Task to carry out.
The data must be written out once more, precisely as given.

Records supplied.

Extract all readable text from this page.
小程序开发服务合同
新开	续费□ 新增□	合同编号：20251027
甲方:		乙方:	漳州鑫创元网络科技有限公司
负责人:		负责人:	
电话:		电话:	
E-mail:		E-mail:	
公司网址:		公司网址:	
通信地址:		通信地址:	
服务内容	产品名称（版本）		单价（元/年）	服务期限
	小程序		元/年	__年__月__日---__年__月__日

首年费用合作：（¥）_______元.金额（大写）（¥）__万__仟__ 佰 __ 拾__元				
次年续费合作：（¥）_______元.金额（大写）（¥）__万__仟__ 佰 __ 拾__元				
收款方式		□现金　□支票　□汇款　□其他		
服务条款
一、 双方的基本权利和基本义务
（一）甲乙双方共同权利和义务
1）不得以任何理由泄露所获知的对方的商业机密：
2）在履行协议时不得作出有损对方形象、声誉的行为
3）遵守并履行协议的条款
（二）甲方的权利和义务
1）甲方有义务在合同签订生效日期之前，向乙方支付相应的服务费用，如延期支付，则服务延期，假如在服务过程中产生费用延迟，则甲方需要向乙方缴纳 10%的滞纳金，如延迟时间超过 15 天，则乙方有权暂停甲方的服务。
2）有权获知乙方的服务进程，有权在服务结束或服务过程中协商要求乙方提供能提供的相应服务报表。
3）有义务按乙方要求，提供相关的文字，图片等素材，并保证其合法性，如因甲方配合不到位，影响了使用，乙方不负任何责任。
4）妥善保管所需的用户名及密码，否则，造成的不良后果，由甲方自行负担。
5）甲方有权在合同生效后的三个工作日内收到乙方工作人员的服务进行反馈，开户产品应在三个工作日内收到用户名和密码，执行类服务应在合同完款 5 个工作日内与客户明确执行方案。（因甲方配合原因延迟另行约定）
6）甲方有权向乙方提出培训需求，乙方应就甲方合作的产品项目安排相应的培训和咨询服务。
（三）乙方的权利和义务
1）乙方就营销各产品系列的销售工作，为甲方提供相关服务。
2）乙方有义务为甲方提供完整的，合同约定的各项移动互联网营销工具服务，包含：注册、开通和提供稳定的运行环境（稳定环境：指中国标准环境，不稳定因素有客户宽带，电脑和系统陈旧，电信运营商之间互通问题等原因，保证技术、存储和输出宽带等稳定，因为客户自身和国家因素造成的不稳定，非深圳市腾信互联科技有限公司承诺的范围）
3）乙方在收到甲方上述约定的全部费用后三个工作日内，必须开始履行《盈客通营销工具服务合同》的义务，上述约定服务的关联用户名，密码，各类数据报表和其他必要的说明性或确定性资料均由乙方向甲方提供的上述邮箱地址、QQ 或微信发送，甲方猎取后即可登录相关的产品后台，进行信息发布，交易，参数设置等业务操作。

Answer to this problem.
Extract all readable text from this page.
小程序开发服务合同
新开	续费□ 新增□	合同编号：20251027
甲方:		乙方:	漳州鑫创元网络科技有限公司
负责人:		负责人:	
电话:		电话:	
E-mail:		E-mail:	
公司网址:		公司网址:	
通信地址:		通信地址:	
服务内容	产品名称（版本）		单价（元/年）	服务期限
	小程序		元/年	__年__月__日---__年__月__日

首年费用合作：（¥）_______元.金额（大写）（¥）__万__仟__ 佰 __ 拾__元				
次年续费合作：（¥）_______元.金额（大写）（¥）__万__仟__ 佰 __ 拾__元				
收款方式		□现金　□支票　□汇款　□其他		
服务条款
一、 双方的基本权利和基本义务
（一）甲乙双方共同权利和义务
1）不得以任何理由泄露所获知的对方的商业机密：
2）在履行协议时不得作出有损对方形象、声誉的行为
3）遵守并履行协议的条款
（二）甲方的权利和义务
1）甲方有义务在合同签订生效日期之前，向乙方支付相应的服务费用，如延期支付，则服务延期，假如在服务过程中产生费用延迟，则甲方需要向乙方缴纳 10%的滞纳金，如延迟时间超过 15 天，则乙方有权暂停甲方的服务。
2）有权获知乙方的服务进程，有权在服务结束或服务过程中协商要求乙方提供能提供的相应服务报表。
3）有义务按乙方要求，提供相关的文字，图片等素材，并保证其合法性，如因甲方配合不到位，影响了使用，乙方不负任何责任。
4）妥善保管所需的用户名及密码，否则，造成的不良后果，由甲方自行负担。
5）甲方有权在合同生效后的三个工作日内收到乙方工作人员的服务进行反馈，开户产品应在三个工作日内收到用户名和密码，执行类服务应在合同完款 5 个工作日内与客户明确执行方案。（因甲方配合原因延迟另行约定）
6）甲方有权向乙方提出培训需求，乙方应就甲方合作的产品项目安排相应的培训和咨询服务。
（三）乙方的权利和义务
1）乙方就营销各产品系列的销售工作，为甲方提供相关服务。
2）乙方有义务为甲方提供完整的，合同约定的各项移动互联网营销工具服务，包含：注册、开通和提供稳定的运行环境（稳定环境：指中国标准环境，不稳定因素有客户宽带，电脑和系统陈旧，电信运营商之间互通问题等原因，保证技术、存储和输出宽带等稳定，因为客户自身和国家因素造成的不稳定，非深圳市腾信互联科技有限公司承诺的范围）
3）乙方在收到甲方上述约定的全部费用后三个工作日内，必须开始履行《盈客通营销工具服务合同》的义务，上述约定服务的关联用户名，密码，各类数据报表和其他必要的说明性或确定性资料均由乙方向甲方提供的上述邮箱地址、QQ 或微信发送，甲方猎取后即可登录相关的产品后台，进行信息发布，交易，参数设置等业务操作。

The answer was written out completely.